### Written exercise
Return every record below exactly as written, but leave out the pictures.

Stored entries
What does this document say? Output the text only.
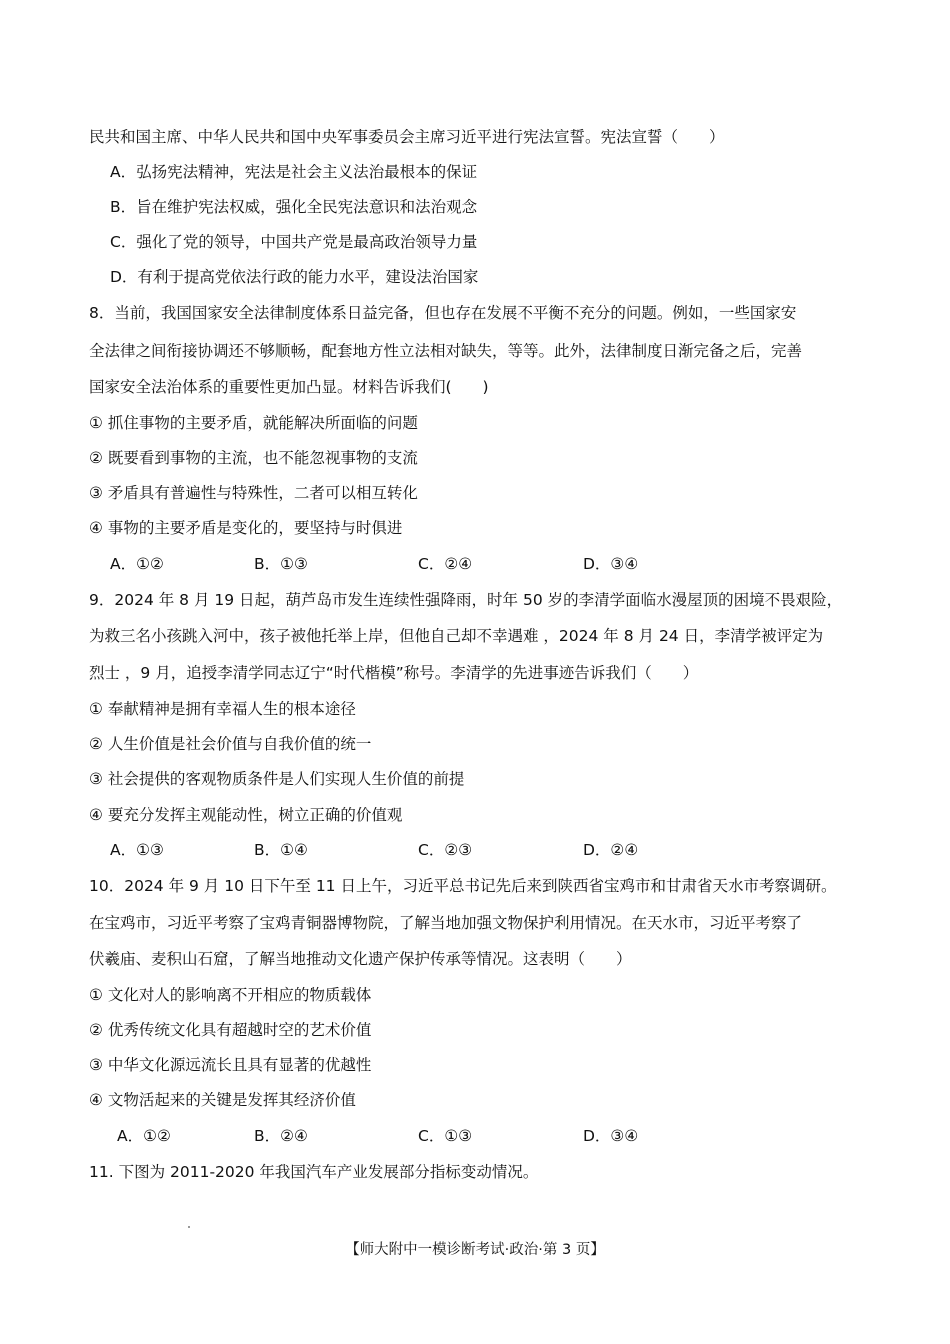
民共和国主席、中华人民共和国中央军事委员会主席习近平进行宪法宣誓。宪法宣誓（　　）
A．弘扬宪法精神，宪法是社会主义法治最根本的保证
B．旨在维护宪法权威，强化全民宪法意识和法治观念
C．强化了党的领导，中国共产党是最高政治领导力量
D．有利于提高党依法行政的能力水平，建设法治国家
8．当前，我国国家安全法律制度体系日益完备，但也存在发展不平衡不充分的问题。例如，一些国家安
全法律之间衔接协调还不够顺畅，配套地方性立法相对缺失，等等。此外，法律制度日渐完备之后，完善
国家安全法治体系的重要性更加凸显。材料告诉我们(　　)
① 抓住事物的主要矛盾，就能解决所面临的问题
② 既要看到事物的主流，也不能忽视事物的支流
③ 矛盾具有普遍性与特殊性，二者可以相互转化
④ 事物的主要矛盾是变化的，要坚持与时俱进
A．①②	B．①③	C．②④	D．③④
9．2024 年 8 月 19 日起，葫芦岛市发生连续性强降雨，时年 50 岁的李清学面临水漫屋顶的困境不畏艰险，
为救三名小孩跳入河中，孩子被他托举上岸，但他自己却不幸遇难 ，2024 年 8 月 24 日，李清学被评定为
烈士 ，9 月，追授李清学同志辽宁“时代楷模”称号。李清学的先进事迹告诉我们（　　）
① 奉献精神是拥有幸福人生的根本途径
② 人生价值是社会价值与自我价值的统一
③ 社会提供的客观物质条件是人们实现人生价值的前提
④ 要充分发挥主观能动性，树立正确的价值观
A．①③	B．①④	C．②③	D．②④
10．2024 年 9 月 10 日下午至 11 日上午，习近平总书记先后来到陕西省宝鸡市和甘肃省天水市考察调研。
在宝鸡市，习近平考察了宝鸡青铜器博物院，了解当地加强文物保护利用情况。在天水市，习近平考察了
伏羲庙、麦积山石窟，了解当地推动文化遗产保护传承等情况。这表明（　　）
① 文化对人的影响离不开相应的物质载体
② 优秀传统文化具有超越时空的艺术价值
③ 中华文化源远流长且具有显著的优越性
④ 文物活起来的关键是发挥其经济价值
A．①②	B．②④	C．①③	D．③④
11. 下图为 2011-2020 年我国汽车产业发展部分指标变动情况。
【师大附中一模诊断考试·政治·第 3 页】
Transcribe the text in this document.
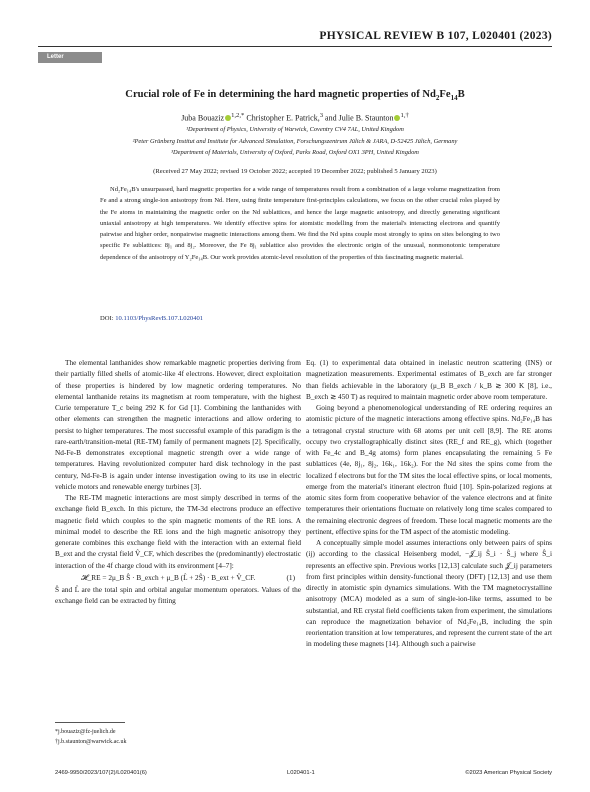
PHYSICAL REVIEW B 107, L020401 (2023)
Letter
Crucial role of Fe in determining the hard magnetic properties of $Nd_2Fe_{14}B$
Juba Bouaziz $^{1,2,*}$ Christopher E. Patrick,$^3$ and Julie B. Staunton $^{1,\dagger}$
¹Department of Physics, University of Warwick, Coventry CV4 7AL, United Kingdom
²Peter Grünberg Institut and Institute for Advanced Simulation, Forschungszentrum Jülich & JARA, D-52425 Jülich, Germany
³Department of Materials, University of Oxford, Parks Road, Oxford OX1 3PH, United Kingdom
(Received 27 May 2022; revised 19 October 2022; accepted 19 December 2022; published 5 January 2023)
Nd₂Fe₁₄B's unsurpassed, hard magnetic properties for a wide range of temperatures result from a combination of a large volume magnetization from Fe and a strong single-ion anisotropy from Nd. Here, using finite temperature first-principles calculations, we focus on the other crucial roles played by the Fe atoms in maintaining the magnetic order on the Nd sublattices, and hence the large magnetic anisotropy, and directly generating significant uniaxial anisotropy at high temperatures. We identify effective spins for atomistic modelling from the material's interacting electrons and quantify pairwise and higher order, nonpairwise magnetic interactions among them. We find the Nd spins couple most strongly to spins on sites belonging to two specific Fe sublattices: 8j₁ and 8j₂. Moreover, the Fe 8j₁ sublattice also provides the electronic origin of the unusual, nonmonotonic temperature dependence of the anisotropy of Y₂Fe₁₄B. Our work provides atomic-level resolution of the properties of this fascinating magnetic material.
DOI: 10.1103/PhysRevB.107.L020401

The elemental lanthanides show remarkable magnetic properties deriving from their partially filled shells of atomic-like 4f electrons. However, direct exploitation of these properties is hindered by low magnetic ordering temperatures. No elemental lanthanide retains its magnetism at room temperature, with the highest Curie temperature T_c being 292 K for Gd [1]. Combining the lanthanides with other elements can strengthen the magnetic interactions and allow ordering to persist to higher temperatures. The most successful example of this paradigm is the rare-earth/transition-metal (RE-TM) family of permanent magnets [2]. Specifically, Nd-Fe-B demonstrates exceptional magnetic strength over a wide range of temperatures. Having revolutionized computer hard disk technology in the past century, Nd-Fe-B is again under intense investigation owing to its use in electric vehicle motors and renewable energy turbines [3].

The RE-TM magnetic interactions are most simply described in terms of the exchange field B_exch. In this picture, the TM-3d electrons produce an effective magnetic field which couples to the spin magnetic moments of the RE ions. A minimal model to describe the RE ions and the high magnetic anisotropy they generate combines this exchange field with the interaction with an external field B_ext and the crystal field V̂_CF, which describes the (predominantly) electrostatic interaction of the 4f charge cloud with its environment [4–7]:

𝓗_RE = 2μ_B Ŝ · B_exch + μ_B (L̂ + 2Ŝ) · B_ext + V̂_CF.	(1)

Ŝ and L̂ are the total spin and orbital angular momentum operators. Values of the exchange field can be extracted by fitting

Eq. (1) to experimental data obtained in inelastic neutron scattering (INS) or magnetization measurements. Experimental estimates of B_exch are far stronger than fields achievable in the laboratory (μ_B B_exch / k_B ≳ 300 K [8], i.e., B_exch ≳ 450 T) as required to maintain magnetic order above room temperature.

Going beyond a phenomenological understanding of RE ordering requires an atomistic picture of the magnetic interactions among effective spins. Nd₂Fe₁₄B has a tetragonal crystal structure with 68 atoms per unit cell [8,9]. The RE atoms occupy two crystallographically distinct sites (RE_f and RE_g), which (together with Fe_4c and B_4g atoms) form planes encapsulating the remaining 5 Fe sublattices (4e, 8j₁, 8j₂, 16k₁, 16k₂). For the Nd sites the spins come from the localized f electrons but for the TM sites the local effective spins, or local moments, emerge from the material's itinerant electron fluid [10]. Spin-polarized regions at atomic sites form from cooperative behavior of the valence electrons and at finite temperatures their orientations fluctuate on relatively long time scales compared to the remaining electronic degrees of freedom. These local magnetic moments are the pertinent, effective spins for the TM aspect of the atomistic modeling.

A conceptually simple model assumes interactions only between pairs of spins (ij) according to the classical Heisenberg model, −𝒥_ij Ŝ_i · Ŝ_j where Ŝ_i represents an effective spin. Previous works [12,13] calculate such 𝒥_ij parameters from first principles within density-functional theory (DFT) [12,13] and use them directly in atomistic spin dynamics simulations. With the TM magnetocrystalline anisotropy (MCA) modeled as a sum of single-ion-like terms, assumed to be substantial, and RE crystal field coefficients taken from experiment, the simulations can reproduce the magnetization behavior of Nd₂Fe₁₄B, including the spin reorientation transition at low temperatures, and represent the current state of the art in modeling these magnets [14]. Although such a pairwise

*j.bouaziz@fz-juelich.de
†j.b.staunton@warwick.ac.uk
2469-9950/2023/107(2)/L020401(6)	L020401-1	©2023 American Physical Society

### Result of the exercise
What does this document say? Output the text only.
民共和国主席、中华人民共和国中央军事委员会主席习近平进行宪法宣誓。宪法宣誓（　　）
A．弘扬宪法精神，宪法是社会主义法治最根本的保证
B．旨在维护宪法权威，强化全民宪法意识和法治观念
C．强化了党的领导，中国共产党是最高政治领导力量
D．有利于提高党依法行政的能力水平，建设法治国家
8．当前，我国国家安全法律制度体系日益完备，但也存在发展不平衡不充分的问题。例如，一些国家安
全法律之间衔接协调还不够顺畅，配套地方性立法相对缺失，等等。此外，法律制度日渐完备之后，完善
国家安全法治体系的重要性更加凸显。材料告诉我们(　　)
① 抓住事物的主要矛盾，就能解决所面临的问题
② 既要看到事物的主流，也不能忽视事物的支流
③ 矛盾具有普遍性与特殊性，二者可以相互转化
④ 事物的主要矛盾是变化的，要坚持与时俱进
A．①②	B．①③	C．②④	D．③④
9．2024 年 8 月 19 日起，葫芦岛市发生连续性强降雨，时年 50 岁的李清学面临水漫屋顶的困境不畏艰险，
为救三名小孩跳入河中，孩子被他托举上岸，但他自己却不幸遇难 ，2024 年 8 月 24 日，李清学被评定为
烈士 ，9 月，追授李清学同志辽宁“时代楷模”称号。李清学的先进事迹告诉我们（　　）
① 奉献精神是拥有幸福人生的根本途径
② 人生价值是社会价值与自我价值的统一
③ 社会提供的客观物质条件是人们实现人生价值的前提
④ 要充分发挥主观能动性，树立正确的价值观
A．①③	B．①④	C．②③	D．②④
10．2024 年 9 月 10 日下午至 11 日上午，习近平总书记先后来到陕西省宝鸡市和甘肃省天水市考察调研。
在宝鸡市，习近平考察了宝鸡青铜器博物院，了解当地加强文物保护利用情况。在天水市，习近平考察了
伏羲庙、麦积山石窟，了解当地推动文化遗产保护传承等情况。这表明（　　）
① 文化对人的影响离不开相应的物质载体
② 优秀传统文化具有超越时空的艺术价值
③ 中华文化源远流长且具有显著的优越性
④ 文物活起来的关键是发挥其经济价值
A．①②	B．②④	C．①③	D．③④
11. 下图为 2011-2020 年我国汽车产业发展部分指标变动情况。
【师大附中一模诊断考试·政治·第 3 页】
Transcribe the text in this document.
PHYSICAL REVIEW B 107, L020401 (2023)
Letter
Crucial role of Fe in determining the hard magnetic properties of $Nd_2Fe_{14}B$
Juba Bouaziz $^{1,2,*}$ Christopher E. Patrick,$^3$ and Julie B. Staunton $^{1,\dagger}$
¹Department of Physics, University of Warwick, Coventry CV4 7AL, United Kingdom
²Peter Grünberg Institut and Institute for Advanced Simulation, Forschungszentrum Jülich & JARA, D-52425 Jülich, Germany
³Department of Materials, University of Oxford, Parks Road, Oxford OX1 3PH, United Kingdom
(Received 27 May 2022; revised 19 October 2022; accepted 19 December 2022; published 5 January 2023)
Nd₂Fe₁₄B's unsurpassed, hard magnetic properties for a wide range of temperatures result from a combination of a large volume magnetization from Fe and a strong single-ion anisotropy from Nd. Here, using finite temperature first-principles calculations, we focus on the other crucial roles played by the Fe atoms in maintaining the magnetic order on the Nd sublattices, and hence the large magnetic anisotropy, and directly generating significant uniaxial anisotropy at high temperatures. We identify effective spins for atomistic modelling from the material's interacting electrons and quantify pairwise and higher order, nonpairwise magnetic interactions among them. We find the Nd spins couple most strongly to spins on sites belonging to two specific Fe sublattices: 8j₁ and 8j₂. Moreover, the Fe 8j₁ sublattice also provides the electronic origin of the unusual, nonmonotonic temperature dependence of the anisotropy of Y₂Fe₁₄B. Our work provides atomic-level resolution of the properties of this fascinating magnetic material.
DOI: 10.1103/PhysRevB.107.L020401

The elemental lanthanides show remarkable magnetic properties deriving from their partially filled shells of atomic-like 4f electrons. However, direct exploitation of these properties is hindered by low magnetic ordering temperatures. No elemental lanthanide retains its magnetism at room temperature, with the highest Curie temperature T_c being 292 K for Gd [1]. Combining the lanthanides with other elements can strengthen the magnetic interactions and allow ordering to persist to higher temperatures. The most successful example of this paradigm is the rare-earth/transition-metal (RE-TM) family of permanent magnets [2]. Specifically, Nd-Fe-B demonstrates exceptional magnetic strength over a wide range of temperatures. Having revolutionized computer hard disk technology in the past century, Nd-Fe-B is again under intense investigation owing to its use in electric vehicle motors and renewable energy turbines [3].

The RE-TM magnetic interactions are most simply described in terms of the exchange field B_exch. In this picture, the TM-3d electrons produce an effective magnetic field which couples to the spin magnetic moments of the RE ions. A minimal model to describe the RE ions and the high magnetic anisotropy they generate combines this exchange field with the interaction with an external field B_ext and the crystal field V̂_CF, which describes the (predominantly) electrostatic interaction of the 4f charge cloud with its environment [4–7]:

𝓗_RE = 2μ_B Ŝ · B_exch + μ_B (L̂ + 2Ŝ) · B_ext + V̂_CF.	(1)

Ŝ and L̂ are the total spin and orbital angular momentum operators. Values of the exchange field can be extracted by fitting

Eq. (1) to experimental data obtained in inelastic neutron scattering (INS) or magnetization measurements. Experimental estimates of B_exch are far stronger than fields achievable in the laboratory (μ_B B_exch / k_B ≳ 300 K [8], i.e., B_exch ≳ 450 T) as required to maintain magnetic order above room temperature.

Going beyond a phenomenological understanding of RE ordering requires an atomistic picture of the magnetic interactions among effective spins. Nd₂Fe₁₄B has a tetragonal crystal structure with 68 atoms per unit cell [8,9]. The RE atoms occupy two crystallographically distinct sites (RE_f and RE_g), which (together with Fe_4c and B_4g atoms) form planes encapsulating the remaining 5 Fe sublattices (4e, 8j₁, 8j₂, 16k₁, 16k₂). For the Nd sites the spins come from the localized f electrons but for the TM sites the local effective spins, or local moments, emerge from the material's itinerant electron fluid [10]. Spin-polarized regions at atomic sites form from cooperative behavior of the valence electrons and at finite temperatures their orientations fluctuate on relatively long time scales compared to the remaining electronic degrees of freedom. These local magnetic moments are the pertinent, effective spins for the TM aspect of the atomistic modeling.

A conceptually simple model assumes interactions only between pairs of spins (ij) according to the classical Heisenberg model, −𝒥_ij Ŝ_i · Ŝ_j where Ŝ_i represents an effective spin. Previous works [12,13] calculate such 𝒥_ij parameters from first principles within density-functional theory (DFT) [12,13] and use them directly in atomistic spin dynamics simulations. With the TM magnetocrystalline anisotropy (MCA) modeled as a sum of single-ion-like terms, assumed to be substantial, and RE crystal field coefficients taken from experiment, the simulations can reproduce the magnetization behavior of Nd₂Fe₁₄B, including the spin reorientation transition at low temperatures, and represent the current state of the art in modeling these magnets [14]. Although such a pairwise

*j.bouaziz@fz-juelich.de
†j.b.staunton@warwick.ac.uk
2469-9950/2023/107(2)/L020401(6)	L020401-1	©2023 American Physical Society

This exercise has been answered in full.